**WHAT IS ASKED:** Print the part of the offset indexing thread that runs from "If you really want integer offsets" up to and including "what you want.", word for word.

**ARTICLE:**
+++
Call for Users (and Authors): Offset indexing pitch

I don't think confusion is the motivation. But sometimes you want the nth thing, and it's clearer not to have to do a calculation to get it, but to just state that directly. This also natural combines with the check that there are n things in the first place, similar to how first is a convenience that avoids having to check if the collection is empty by combining that with the fetch.

3 Likes

You're entirely right that I'm implying that. Programmers are lazy people (as a whole). Beginners don't usually reach for the right tool, they reach for the easiest tool. Indexes can be a complicated topic to explain in a blog post about how to do X as simply as possible. If I were a beginner coder and saw integer subscripts into collections, that's what I would reach for without ever thinking there were even another way of doing things.

This is something that I don't think is good enough. At what point would you infer that your code is slow because of the way you're subscripting the items of the collection? I don't know about you, but reading Swift's documentation about integer subscripts into collections would not be the first thing I checked...or even the 100th.

There would invariably be some StackOverflow answer that thousands of people would run into (myself included) describing why collection code can be so slow and that explains the correct usage of indexes instead of integer offsets.

You may feel that way but "trivially implementable" has been the reason for rejecting proposals in the past by the core team. I don't see the core team giving in to something that is trivially implementable just because a lot of people want it. Otherwise swift would end up with a bloated standard library littered with all kinds of sugar that adds a ton of convenience but not a whole lot of substance.


If you really want integer offsets into a collection, then it can be done in 5 lines of code:

extension Collection {
    public subscript(_ offset: Int) -> Element {
        return self[index(startIndex, offsetBy: offset)]
    }
}

I find this trivial enough that when I really don't want to use indexes and don't care about performance that I have used this exact code (usually as an extension to String itself though). It's not very often I find myself needing all the safety provided by the pitched code or the ability to slice (but I can't speak for everyone). Even if I did need more? It would also be trivial to do (the whole pitch is less than 100 lines for everything). If you really want integer subscripting for a script you're writing, I don't think it's unreasonable to write 5 extra lines of code to get what you want.
+++
**GIVEN INFORMATION:**
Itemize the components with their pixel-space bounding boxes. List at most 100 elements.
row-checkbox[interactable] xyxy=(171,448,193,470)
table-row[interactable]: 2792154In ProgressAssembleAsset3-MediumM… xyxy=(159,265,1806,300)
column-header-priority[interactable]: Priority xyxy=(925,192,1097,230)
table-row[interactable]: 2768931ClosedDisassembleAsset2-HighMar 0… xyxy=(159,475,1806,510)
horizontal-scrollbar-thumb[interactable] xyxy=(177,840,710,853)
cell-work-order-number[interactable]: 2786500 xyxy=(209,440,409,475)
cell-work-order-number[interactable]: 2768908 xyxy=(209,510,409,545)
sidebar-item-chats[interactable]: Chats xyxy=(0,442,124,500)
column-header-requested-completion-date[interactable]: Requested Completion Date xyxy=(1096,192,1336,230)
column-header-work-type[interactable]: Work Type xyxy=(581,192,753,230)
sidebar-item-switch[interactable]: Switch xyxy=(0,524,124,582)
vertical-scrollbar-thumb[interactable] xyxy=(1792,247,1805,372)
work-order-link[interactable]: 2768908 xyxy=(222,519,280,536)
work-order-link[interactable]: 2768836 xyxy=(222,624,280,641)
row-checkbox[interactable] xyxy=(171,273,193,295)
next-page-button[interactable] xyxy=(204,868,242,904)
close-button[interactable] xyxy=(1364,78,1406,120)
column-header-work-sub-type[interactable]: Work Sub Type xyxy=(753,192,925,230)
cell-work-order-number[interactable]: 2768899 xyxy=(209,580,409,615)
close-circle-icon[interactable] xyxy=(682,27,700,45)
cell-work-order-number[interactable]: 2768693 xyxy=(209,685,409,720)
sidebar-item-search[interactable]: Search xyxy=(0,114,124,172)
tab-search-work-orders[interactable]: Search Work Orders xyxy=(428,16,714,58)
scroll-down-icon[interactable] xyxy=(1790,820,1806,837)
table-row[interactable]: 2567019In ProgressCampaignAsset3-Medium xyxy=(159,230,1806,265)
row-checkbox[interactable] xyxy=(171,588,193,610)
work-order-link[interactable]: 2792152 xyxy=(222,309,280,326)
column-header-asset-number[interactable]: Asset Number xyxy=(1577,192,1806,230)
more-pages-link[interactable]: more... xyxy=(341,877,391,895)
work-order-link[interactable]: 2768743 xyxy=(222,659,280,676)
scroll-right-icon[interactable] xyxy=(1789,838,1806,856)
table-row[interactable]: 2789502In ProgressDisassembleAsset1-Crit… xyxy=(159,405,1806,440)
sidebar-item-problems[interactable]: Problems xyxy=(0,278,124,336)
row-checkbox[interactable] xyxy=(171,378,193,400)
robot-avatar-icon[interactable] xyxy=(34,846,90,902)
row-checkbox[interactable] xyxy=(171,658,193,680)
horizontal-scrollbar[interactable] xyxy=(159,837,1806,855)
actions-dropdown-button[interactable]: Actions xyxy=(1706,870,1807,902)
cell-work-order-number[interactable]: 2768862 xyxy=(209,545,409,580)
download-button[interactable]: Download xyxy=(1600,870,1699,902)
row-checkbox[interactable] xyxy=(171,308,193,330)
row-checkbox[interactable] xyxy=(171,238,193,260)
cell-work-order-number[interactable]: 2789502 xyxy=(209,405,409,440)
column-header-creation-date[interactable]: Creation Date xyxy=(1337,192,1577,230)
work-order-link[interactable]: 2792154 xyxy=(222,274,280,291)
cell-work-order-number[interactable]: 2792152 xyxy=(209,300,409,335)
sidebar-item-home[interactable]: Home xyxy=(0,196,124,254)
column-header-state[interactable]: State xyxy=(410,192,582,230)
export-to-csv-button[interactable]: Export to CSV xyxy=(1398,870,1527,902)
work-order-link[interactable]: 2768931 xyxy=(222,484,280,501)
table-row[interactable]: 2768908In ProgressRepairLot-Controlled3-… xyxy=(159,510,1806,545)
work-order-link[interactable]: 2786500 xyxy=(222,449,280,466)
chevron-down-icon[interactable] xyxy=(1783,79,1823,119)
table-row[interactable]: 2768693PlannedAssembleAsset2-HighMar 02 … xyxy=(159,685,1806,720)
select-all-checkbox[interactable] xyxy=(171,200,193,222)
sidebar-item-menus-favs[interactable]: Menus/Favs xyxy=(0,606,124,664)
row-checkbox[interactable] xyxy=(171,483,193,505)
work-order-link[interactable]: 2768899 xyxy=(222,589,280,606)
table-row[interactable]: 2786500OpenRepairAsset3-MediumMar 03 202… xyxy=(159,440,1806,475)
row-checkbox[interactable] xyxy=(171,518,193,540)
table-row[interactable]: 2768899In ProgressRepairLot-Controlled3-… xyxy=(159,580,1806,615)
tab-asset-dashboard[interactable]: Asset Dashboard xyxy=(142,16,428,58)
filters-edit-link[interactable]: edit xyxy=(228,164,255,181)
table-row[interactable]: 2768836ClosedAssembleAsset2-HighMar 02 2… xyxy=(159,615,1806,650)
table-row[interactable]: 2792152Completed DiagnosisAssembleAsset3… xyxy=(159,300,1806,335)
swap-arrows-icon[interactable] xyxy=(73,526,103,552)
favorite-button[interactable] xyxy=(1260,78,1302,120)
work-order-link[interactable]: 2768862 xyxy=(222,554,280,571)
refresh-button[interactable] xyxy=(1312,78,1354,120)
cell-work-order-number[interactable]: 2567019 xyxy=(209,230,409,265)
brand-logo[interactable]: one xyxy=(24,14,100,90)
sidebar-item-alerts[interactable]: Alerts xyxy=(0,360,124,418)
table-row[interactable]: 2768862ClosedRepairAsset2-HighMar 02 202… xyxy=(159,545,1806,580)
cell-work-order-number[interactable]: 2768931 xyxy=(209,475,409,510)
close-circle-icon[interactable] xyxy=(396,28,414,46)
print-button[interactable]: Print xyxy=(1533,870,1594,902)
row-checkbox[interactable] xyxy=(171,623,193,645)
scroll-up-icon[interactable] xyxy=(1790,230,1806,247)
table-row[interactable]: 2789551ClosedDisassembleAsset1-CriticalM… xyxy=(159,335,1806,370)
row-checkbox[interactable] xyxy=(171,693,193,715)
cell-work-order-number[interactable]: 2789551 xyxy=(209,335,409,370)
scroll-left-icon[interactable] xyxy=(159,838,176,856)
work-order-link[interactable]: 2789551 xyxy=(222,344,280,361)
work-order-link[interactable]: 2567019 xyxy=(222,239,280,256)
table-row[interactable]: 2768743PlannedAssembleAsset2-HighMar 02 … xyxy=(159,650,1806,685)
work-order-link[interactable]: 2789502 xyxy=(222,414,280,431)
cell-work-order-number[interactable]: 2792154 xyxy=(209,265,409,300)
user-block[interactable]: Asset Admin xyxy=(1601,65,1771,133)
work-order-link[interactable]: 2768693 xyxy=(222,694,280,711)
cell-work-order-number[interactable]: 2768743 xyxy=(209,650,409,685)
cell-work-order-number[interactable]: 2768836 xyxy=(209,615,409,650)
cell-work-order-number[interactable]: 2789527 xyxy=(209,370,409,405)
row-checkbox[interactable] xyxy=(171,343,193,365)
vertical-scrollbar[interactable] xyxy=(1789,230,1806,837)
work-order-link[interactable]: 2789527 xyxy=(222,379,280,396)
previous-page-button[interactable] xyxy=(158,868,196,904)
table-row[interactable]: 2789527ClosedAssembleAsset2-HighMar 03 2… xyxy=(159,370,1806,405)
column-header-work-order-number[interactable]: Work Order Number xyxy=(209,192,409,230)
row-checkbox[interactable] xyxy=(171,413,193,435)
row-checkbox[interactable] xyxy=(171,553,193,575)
+++
**THE OUTPUT:**
If you really want integer offsets into a collection, then it can be done in 5 lines of code:

extension Collection {
    public subscript(_ offset: Int) -> Element {
        return self[index(startIndex, offsetBy: offset)]
    }
}

I find this trivial enough that when I really don't want to use indexes and don't care about performance that I have used this exact code (usually as an extension to String itself though). It's not very often I find myself needing all the safety provided by the pitched code or the ability to slice (but I can't speak for everyone). Even if I did need more? It would also be trivial to do (the whole pitch is less than 100 lines for everything). If you really want integer subscripting for a script you're writing, I don't think it's unreasonable to write 5 extra lines of code to get what you want.